REQUEST: Extract all of the entries and set them down verbatim.

[Dataset items]
---*---
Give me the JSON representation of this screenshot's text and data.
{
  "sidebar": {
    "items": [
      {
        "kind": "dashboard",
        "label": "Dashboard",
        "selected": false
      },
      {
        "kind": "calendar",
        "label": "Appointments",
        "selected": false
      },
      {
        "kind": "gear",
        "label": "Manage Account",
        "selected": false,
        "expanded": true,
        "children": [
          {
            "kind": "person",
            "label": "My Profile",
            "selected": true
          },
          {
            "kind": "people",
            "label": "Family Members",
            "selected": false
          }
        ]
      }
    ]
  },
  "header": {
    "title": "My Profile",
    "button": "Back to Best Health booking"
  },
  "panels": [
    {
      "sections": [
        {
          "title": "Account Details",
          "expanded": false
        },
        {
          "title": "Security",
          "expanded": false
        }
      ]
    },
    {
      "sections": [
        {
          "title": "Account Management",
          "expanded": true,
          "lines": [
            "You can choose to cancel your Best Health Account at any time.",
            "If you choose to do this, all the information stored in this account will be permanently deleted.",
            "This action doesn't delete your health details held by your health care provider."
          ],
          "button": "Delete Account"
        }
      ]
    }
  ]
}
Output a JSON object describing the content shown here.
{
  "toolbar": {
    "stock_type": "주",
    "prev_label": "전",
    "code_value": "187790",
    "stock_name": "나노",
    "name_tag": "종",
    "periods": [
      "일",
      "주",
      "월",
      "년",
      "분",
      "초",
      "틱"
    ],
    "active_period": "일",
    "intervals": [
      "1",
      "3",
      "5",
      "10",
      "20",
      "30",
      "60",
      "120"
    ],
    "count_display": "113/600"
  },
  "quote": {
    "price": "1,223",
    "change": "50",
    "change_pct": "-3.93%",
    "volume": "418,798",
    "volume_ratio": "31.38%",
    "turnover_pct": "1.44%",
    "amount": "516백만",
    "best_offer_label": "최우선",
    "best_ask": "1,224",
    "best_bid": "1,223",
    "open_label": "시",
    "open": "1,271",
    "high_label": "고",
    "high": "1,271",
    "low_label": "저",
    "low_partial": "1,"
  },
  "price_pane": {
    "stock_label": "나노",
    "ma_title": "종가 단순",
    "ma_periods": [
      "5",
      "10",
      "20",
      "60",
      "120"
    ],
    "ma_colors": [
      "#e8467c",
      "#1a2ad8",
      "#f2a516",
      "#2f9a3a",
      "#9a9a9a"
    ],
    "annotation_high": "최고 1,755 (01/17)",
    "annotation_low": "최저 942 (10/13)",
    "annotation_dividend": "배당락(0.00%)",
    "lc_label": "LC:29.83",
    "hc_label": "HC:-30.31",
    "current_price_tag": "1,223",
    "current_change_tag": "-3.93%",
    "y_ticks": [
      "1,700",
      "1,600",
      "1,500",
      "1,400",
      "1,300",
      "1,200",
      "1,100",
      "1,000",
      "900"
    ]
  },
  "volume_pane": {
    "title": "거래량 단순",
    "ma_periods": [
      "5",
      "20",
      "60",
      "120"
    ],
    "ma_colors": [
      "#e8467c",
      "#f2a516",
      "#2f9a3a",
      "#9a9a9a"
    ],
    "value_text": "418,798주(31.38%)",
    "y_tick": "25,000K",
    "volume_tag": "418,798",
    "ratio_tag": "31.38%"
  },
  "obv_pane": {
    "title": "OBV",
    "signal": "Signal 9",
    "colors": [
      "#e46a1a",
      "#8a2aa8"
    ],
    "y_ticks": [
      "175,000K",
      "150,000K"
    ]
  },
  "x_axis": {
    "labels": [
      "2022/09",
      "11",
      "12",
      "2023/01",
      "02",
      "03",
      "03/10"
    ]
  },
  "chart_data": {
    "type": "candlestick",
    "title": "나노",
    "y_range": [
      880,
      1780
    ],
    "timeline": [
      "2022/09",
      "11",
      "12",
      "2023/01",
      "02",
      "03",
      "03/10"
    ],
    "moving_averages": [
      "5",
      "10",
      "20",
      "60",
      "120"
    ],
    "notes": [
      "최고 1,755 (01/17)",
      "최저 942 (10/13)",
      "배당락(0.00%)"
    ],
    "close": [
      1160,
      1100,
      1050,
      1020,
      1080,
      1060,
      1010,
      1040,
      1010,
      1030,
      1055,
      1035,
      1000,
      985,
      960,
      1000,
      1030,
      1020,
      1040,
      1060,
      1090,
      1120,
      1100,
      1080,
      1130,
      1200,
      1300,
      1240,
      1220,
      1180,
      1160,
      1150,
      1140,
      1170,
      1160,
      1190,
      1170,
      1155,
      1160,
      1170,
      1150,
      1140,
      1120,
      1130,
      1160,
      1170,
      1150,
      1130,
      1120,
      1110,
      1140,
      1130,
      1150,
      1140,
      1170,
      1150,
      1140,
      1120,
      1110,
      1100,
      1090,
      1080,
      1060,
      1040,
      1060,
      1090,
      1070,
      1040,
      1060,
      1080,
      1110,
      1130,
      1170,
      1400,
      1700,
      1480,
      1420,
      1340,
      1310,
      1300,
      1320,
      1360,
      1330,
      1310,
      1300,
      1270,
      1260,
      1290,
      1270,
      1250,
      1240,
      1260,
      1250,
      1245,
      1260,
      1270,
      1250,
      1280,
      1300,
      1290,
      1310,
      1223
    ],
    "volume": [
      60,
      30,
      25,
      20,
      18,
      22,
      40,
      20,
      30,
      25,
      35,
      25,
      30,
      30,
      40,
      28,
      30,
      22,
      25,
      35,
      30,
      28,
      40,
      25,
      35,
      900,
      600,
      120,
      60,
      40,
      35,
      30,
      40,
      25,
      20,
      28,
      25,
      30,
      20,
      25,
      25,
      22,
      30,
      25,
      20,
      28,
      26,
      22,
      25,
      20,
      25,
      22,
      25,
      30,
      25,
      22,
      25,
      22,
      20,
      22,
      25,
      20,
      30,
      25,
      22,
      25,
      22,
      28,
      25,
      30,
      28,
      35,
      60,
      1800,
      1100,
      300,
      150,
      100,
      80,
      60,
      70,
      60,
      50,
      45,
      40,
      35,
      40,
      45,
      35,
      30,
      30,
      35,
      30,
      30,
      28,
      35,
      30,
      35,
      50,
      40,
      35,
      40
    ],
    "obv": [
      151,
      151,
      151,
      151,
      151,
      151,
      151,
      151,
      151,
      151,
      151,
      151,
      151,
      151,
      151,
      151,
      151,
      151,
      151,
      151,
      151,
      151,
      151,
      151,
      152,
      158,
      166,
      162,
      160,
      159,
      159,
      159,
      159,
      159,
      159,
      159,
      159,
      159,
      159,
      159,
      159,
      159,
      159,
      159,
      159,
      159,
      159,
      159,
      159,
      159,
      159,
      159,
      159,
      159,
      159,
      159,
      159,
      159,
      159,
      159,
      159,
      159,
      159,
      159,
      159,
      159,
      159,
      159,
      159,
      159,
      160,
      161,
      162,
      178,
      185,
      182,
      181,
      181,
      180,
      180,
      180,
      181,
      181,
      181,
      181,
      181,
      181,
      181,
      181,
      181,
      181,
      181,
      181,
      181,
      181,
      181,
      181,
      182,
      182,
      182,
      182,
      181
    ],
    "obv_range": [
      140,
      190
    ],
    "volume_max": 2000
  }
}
---*---
WRITTEN SOLUTION:
Give me the JSON representation of this screenshot's text and data.
{
  "sidebar": {
    "items": [
      {
        "kind": "dashboard",
        "label": "Dashboard",
        "selected": false
      },
      {
        "kind": "calendar",
        "label": "Appointments",
        "selected": false
      },
      {
        "kind": "gear",
        "label": "Manage Account",
        "selected": false,
        "expanded": true,
        "children": [
          {
            "kind": "person",
            "label": "My Profile",
            "selected": true
          },
          {
            "kind": "people",
            "label": "Family Members",
            "selected": false
          }
        ]
      }
    ]
  },
  "header": {
    "title": "My Profile",
    "button": "Back to Best Health booking"
  },
  "panels": [
    {
      "sections": [
        {
          "title": "Account Details",
          "expanded": false
        },
        {
          "title": "Security",
          "expanded": false
        }
      ]
    },
    {
      "sections": [
        {
          "title": "Account Management",
          "expanded": true,
          "lines": [
            "You can choose to cancel your Best Health Account at any time.",
            "If you choose to do this, all the information stored in this account will be permanently deleted.",
            "This action doesn't delete your health details held by your health care provider."
          ],
          "button": "Delete Account"
        }
      ]
    }
  ]
}
Output a JSON object describing the content shown here.
{
  "toolbar": {
    "stock_type": "주",
    "prev_label": "전",
    "code_value": "187790",
    "stock_name": "나노",
    "name_tag": "종",
    "periods": [
      "일",
      "주",
      "월",
      "년",
      "분",
      "초",
      "틱"
    ],
    "active_period": "일",
    "intervals": [
      "1",
      "3",
      "5",
      "10",
      "20",
      "30",
      "60",
      "120"
    ],
    "count_display": "113/600"
  },
  "quote": {
    "price": "1,223",
    "change": "50",
    "change_pct": "-3.93%",
    "volume": "418,798",
    "volume_ratio": "31.38%",
    "turnover_pct": "1.44%",
    "amount": "516백만",
    "best_offer_label": "최우선",
    "best_ask": "1,224",
    "best_bid": "1,223",
    "open_label": "시",
    "open": "1,271",
    "high_label": "고",
    "high": "1,271",
    "low_label": "저",
    "low_partial": "1,"
  },
  "price_pane": {
    "stock_label": "나노",
    "ma_title": "종가 단순",
    "ma_periods": [
      "5",
      "10",
      "20",
      "60",
      "120"
    ],
    "ma_colors": [
      "#e8467c",
      "#1a2ad8",
      "#f2a516",
      "#2f9a3a",
      "#9a9a9a"
    ],
    "annotation_high": "최고 1,755 (01/17)",
    "annotation_low": "최저 942 (10/13)",
    "annotation_dividend": "배당락(0.00%)",
    "lc_label": "LC:29.83",
    "hc_label": "HC:-30.31",
    "current_price_tag": "1,223",
    "current_change_tag": "-3.93%",
    "y_ticks": [
      "1,700",
      "1,600",
      "1,500",
      "1,400",
      "1,300",
      "1,200",
      "1,100",
      "1,000",
      "900"
    ]
  },
  "volume_pane": {
    "title": "거래량 단순",
    "ma_periods": [
      "5",
      "20",
      "60",
      "120"
    ],
    "ma_colors": [
      "#e8467c",
      "#f2a516",
      "#2f9a3a",
      "#9a9a9a"
    ],
    "value_text": "418,798주(31.38%)",
    "y_tick": "25,000K",
    "volume_tag": "418,798",
    "ratio_tag": "31.38%"
  },
  "obv_pane": {
    "title": "OBV",
    "signal": "Signal 9",
    "colors": [
      "#e46a1a",
      "#8a2aa8"
    ],
    "y_ticks": [
      "175,000K",
      "150,000K"
    ]
  },
  "x_axis": {
    "labels": [
      "2022/09",
      "11",
      "12",
      "2023/01",
      "02",
      "03",
      "03/10"
    ]
  },
  "chart_data": {
    "type": "candlestick",
    "title": "나노",
    "y_range": [
      880,
      1780
    ],
    "timeline": [
      "2022/09",
      "11",
      "12",
      "2023/01",
      "02",
      "03",
      "03/10"
    ],
    "moving_averages": [
      "5",
      "10",
      "20",
      "60",
      "120"
    ],
    "notes": [
      "최고 1,755 (01/17)",
      "최저 942 (10/13)",
      "배당락(0.00%)"
    ],
    "close": [
      1160,
      1100,
      1050,
      1020,
      1080,
      1060,
      1010,
      1040,
      1010,
      1030,
      1055,
      1035,
      1000,
      985,
      960,
      1000,
      1030,
      1020,
      1040,
      1060,
      1090,
      1120,
      1100,
      1080,
      1130,
      1200,
      1300,
      1240,
      1220,
      1180,
      1160,
      1150,
      1140,
      1170,
      1160,
      1190,
      1170,
      1155,
      1160,
      1170,
      1150,
      1140,
      1120,
      1130,
      1160,
      1170,
      1150,
      1130,
      1120,
      1110,
      1140,
      1130,
      1150,
      1140,
      1170,
      1150,
      1140,
      1120,
      1110,
      1100,
      1090,
      1080,
      1060,
      1040,
      1060,
      1090,
      1070,
      1040,
      1060,
      1080,
      1110,
      1130,
      1170,
      1400,
      1700,
      1480,
      1420,
      1340,
      1310,
      1300,
      1320,
      1360,
      1330,
      1310,
      1300,
      1270,
      1260,
      1290,
      1270,
      1250,
      1240,
      1260,
      1250,
      1245,
      1260,
      1270,
      1250,
      1280,
      1300,
      1290,
      1310,
      1223
    ],
    "volume": [
      60,
      30,
      25,
      20,
      18,
      22,
      40,
      20,
      30,
      25,
      35,
      25,
      30,
      30,
      40,
      28,
      30,
      22,
      25,
      35,
      30,
      28,
      40,
      25,
      35,
      900,
      600,
      120,
      60,
      40,
      35,
      30,
      40,
      25,
      20,
      28,
      25,
      30,
      20,
      25,
      25,
      22,
      30,
      25,
      20,
      28,
      26,
      22,
      25,
      20,
      25,
      22,
      25,
      30,
      25,
      22,
      25,
      22,
      20,
      22,
      25,
      20,
      30,
      25,
      22,
      25,
      22,
      28,
      25,
      30,
      28,
      35,
      60,
      1800,
      1100,
      300,
      150,
      100,
      80,
      60,
      70,
      60,
      50,
      45,
      40,
      35,
      40,
      45,
      35,
      30,
      30,
      35,
      30,
      30,
      28,
      35,
      30,
      35,
      50,
      40,
      35,
      40
    ],
    "obv": [
      151,
      151,
      151,
      151,
      151,
      151,
      151,
      151,
      151,
      151,
      151,
      151,
      151,
      151,
      151,
      151,
      151,
      151,
      151,
      151,
      151,
      151,
      151,
      151,
      152,
      158,
      166,
      162,
      160,
      159,
      159,
      159,
      159,
      159,
      159,
      159,
      159,
      159,
      159,
      159,
      159,
      159,
      159,
      159,
      159,
      159,
      159,
      159,
      159,
      159,
      159,
      159,
      159,
      159,
      159,
      159,
      159,
      159,
      159,
      159,
      159,
      159,
      159,
      159,
      159,
      159,
      159,
      159,
      159,
      159,
      160,
      161,
      162,
      178,
      185,
      182,
      181,
      181,
      180,
      180,
      180,
      181,
      181,
      181,
      181,
      181,
      181,
      181,
      181,
      181,
      181,
      181,
      181,
      181,
      181,
      181,
      181,
      182,
      182,
      182,
      182,
      181
    ],
    "obv_range": [
      140,
      190
    ],
    "volume_max": 2000
  }
}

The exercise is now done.